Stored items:
----------

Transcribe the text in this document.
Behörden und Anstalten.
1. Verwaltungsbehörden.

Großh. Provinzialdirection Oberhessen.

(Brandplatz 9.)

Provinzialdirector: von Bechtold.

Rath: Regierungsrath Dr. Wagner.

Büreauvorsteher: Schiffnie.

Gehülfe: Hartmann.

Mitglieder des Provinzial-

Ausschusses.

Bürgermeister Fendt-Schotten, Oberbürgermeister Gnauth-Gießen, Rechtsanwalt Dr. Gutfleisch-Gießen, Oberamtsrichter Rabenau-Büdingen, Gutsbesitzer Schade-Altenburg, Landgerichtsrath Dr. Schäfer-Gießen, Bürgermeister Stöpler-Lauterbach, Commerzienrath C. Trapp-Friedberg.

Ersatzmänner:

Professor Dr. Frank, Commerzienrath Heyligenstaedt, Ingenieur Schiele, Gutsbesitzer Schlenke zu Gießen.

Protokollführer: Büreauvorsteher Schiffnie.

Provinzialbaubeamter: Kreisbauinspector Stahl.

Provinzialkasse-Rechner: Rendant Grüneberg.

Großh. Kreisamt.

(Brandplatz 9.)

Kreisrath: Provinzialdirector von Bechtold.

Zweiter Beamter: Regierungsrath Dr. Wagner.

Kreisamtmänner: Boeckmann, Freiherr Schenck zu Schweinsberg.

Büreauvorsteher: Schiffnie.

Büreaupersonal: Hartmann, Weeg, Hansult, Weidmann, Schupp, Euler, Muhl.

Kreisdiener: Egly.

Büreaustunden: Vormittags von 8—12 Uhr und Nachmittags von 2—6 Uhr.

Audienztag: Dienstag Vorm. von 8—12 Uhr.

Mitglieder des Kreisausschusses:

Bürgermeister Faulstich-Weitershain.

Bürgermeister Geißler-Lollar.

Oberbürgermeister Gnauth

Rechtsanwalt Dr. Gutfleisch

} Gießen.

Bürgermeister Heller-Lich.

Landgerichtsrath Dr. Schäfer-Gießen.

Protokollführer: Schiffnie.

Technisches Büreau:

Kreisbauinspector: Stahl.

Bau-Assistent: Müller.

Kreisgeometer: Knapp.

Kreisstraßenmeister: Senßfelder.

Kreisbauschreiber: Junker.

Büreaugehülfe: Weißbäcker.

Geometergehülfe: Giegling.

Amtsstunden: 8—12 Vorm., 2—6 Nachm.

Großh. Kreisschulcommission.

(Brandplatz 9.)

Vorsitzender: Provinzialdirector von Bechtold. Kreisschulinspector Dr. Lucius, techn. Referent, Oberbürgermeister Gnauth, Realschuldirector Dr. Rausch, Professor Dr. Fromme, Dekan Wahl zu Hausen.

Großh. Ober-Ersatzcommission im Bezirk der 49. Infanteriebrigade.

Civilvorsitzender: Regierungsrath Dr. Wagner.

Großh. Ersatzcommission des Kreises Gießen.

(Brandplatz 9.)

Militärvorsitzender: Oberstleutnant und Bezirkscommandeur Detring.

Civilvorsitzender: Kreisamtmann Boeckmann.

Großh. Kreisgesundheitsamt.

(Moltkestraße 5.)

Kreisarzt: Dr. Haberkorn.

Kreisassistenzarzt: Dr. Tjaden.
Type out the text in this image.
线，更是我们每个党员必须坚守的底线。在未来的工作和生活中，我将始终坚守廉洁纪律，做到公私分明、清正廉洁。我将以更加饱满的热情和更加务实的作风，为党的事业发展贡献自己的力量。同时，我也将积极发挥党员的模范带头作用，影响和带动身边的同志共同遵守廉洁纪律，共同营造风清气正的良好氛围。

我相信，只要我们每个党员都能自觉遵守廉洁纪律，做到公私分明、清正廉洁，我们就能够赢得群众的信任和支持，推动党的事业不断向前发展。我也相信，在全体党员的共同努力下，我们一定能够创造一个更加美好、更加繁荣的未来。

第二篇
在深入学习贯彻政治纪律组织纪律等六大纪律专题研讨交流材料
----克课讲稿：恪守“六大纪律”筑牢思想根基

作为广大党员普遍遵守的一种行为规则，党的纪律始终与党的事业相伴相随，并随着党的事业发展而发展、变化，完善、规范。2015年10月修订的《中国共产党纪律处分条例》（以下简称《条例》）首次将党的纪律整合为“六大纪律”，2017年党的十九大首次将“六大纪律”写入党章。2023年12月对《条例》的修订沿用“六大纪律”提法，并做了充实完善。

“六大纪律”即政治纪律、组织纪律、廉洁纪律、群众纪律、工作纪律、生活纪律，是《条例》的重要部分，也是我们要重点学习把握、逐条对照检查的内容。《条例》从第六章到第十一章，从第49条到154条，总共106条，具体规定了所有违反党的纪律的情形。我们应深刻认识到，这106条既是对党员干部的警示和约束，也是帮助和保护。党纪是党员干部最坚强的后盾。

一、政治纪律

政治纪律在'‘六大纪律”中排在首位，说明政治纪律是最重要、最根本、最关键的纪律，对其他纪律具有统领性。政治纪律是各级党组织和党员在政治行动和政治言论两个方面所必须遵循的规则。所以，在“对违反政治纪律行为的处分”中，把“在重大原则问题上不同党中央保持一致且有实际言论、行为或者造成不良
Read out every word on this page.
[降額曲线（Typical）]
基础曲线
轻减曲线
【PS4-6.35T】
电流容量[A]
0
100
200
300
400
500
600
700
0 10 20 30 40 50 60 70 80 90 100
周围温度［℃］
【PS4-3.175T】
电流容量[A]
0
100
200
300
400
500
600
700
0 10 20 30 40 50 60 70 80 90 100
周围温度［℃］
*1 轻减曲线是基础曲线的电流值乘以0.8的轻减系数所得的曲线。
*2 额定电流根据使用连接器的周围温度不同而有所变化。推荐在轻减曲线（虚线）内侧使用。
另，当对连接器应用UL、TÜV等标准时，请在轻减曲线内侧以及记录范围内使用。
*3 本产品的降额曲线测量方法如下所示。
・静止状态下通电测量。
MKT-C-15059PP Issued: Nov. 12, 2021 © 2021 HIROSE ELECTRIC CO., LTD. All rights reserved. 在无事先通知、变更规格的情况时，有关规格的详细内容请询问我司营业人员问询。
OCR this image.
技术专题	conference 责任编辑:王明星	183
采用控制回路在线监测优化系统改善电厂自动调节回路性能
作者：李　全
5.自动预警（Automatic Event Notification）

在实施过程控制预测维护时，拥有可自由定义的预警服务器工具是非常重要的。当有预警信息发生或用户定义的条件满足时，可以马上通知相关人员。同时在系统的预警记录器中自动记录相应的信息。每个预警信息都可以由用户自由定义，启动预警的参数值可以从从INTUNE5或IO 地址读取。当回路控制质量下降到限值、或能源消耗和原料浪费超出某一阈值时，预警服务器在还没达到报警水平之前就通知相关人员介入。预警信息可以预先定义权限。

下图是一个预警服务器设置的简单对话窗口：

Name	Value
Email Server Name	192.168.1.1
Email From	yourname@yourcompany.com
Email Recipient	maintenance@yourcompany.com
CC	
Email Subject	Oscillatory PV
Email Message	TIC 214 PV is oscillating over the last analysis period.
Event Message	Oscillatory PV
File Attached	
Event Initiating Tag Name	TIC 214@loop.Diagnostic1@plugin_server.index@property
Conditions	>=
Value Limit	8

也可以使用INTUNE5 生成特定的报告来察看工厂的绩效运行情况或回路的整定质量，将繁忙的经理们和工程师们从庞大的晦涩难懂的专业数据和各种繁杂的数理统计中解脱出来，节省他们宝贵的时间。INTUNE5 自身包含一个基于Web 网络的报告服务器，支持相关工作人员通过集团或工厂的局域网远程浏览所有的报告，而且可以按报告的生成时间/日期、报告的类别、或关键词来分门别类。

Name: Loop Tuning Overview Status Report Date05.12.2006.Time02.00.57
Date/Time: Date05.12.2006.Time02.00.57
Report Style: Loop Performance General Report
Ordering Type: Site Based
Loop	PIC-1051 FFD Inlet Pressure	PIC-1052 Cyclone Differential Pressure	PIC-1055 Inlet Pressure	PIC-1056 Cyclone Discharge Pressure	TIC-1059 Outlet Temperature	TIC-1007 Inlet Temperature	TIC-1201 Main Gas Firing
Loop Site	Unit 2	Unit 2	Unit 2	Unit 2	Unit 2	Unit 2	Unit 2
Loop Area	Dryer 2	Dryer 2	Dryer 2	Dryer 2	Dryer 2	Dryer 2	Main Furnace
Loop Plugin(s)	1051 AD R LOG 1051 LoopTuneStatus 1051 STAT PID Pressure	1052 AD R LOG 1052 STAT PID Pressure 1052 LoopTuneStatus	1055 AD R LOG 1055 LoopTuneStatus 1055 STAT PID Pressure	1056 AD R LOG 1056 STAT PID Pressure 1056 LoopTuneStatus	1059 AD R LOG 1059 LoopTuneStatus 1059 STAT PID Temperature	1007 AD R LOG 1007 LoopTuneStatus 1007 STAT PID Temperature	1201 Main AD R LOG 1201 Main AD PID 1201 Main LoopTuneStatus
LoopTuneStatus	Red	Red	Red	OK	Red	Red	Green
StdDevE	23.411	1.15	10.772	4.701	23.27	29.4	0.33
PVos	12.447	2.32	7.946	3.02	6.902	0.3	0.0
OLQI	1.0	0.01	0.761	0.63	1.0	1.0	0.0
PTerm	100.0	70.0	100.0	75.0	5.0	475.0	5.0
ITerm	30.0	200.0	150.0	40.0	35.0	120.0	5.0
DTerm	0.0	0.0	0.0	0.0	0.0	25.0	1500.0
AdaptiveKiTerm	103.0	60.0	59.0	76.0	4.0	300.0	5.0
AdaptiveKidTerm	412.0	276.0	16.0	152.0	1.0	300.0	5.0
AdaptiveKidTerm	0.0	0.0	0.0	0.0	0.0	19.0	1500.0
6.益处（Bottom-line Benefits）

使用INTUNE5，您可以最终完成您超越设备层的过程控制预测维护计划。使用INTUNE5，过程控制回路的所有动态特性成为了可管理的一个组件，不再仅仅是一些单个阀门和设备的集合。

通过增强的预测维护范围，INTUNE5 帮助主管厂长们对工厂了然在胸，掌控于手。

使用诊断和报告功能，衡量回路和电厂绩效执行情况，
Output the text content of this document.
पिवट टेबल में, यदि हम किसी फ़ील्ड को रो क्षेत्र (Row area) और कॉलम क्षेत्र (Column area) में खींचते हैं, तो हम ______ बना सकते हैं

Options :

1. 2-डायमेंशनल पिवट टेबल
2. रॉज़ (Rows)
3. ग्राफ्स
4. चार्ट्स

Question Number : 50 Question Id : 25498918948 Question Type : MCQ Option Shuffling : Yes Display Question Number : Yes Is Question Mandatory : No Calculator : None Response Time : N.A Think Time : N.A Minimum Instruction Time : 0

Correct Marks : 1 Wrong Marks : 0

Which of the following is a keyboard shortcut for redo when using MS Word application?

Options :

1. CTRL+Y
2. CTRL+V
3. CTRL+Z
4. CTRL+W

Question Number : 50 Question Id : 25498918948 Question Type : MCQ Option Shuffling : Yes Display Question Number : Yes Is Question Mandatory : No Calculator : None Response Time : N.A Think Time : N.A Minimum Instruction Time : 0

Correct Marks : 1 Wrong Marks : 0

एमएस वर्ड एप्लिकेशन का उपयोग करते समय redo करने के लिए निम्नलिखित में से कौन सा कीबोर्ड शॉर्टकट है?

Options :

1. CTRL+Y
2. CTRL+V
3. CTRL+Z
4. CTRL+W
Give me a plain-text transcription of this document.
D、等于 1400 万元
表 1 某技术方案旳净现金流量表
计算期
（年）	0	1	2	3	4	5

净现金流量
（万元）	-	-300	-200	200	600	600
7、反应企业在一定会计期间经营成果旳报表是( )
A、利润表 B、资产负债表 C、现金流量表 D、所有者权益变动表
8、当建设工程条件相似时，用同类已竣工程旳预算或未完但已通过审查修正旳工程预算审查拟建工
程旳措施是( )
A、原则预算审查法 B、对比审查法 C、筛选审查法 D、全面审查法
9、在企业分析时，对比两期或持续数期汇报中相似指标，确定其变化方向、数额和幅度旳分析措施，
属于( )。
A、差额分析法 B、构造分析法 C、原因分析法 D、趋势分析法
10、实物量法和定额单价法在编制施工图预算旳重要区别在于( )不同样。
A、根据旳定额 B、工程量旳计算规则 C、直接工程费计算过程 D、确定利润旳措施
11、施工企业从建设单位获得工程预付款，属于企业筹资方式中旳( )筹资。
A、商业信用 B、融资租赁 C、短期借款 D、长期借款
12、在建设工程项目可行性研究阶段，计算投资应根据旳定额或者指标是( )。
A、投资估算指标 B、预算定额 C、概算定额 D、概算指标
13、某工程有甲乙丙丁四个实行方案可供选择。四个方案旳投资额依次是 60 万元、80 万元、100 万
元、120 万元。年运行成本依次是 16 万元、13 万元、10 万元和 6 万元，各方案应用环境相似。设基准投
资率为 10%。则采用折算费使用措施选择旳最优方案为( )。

----------

◆ WHAT IS ASKED: For the listing above, identify each line bearing "Stahl".

◆ EXPECTED OUTPUT:
Provinzialbaubeamter: Kreisbauinspector Stahl.
Kreisbauinspector: Stahl.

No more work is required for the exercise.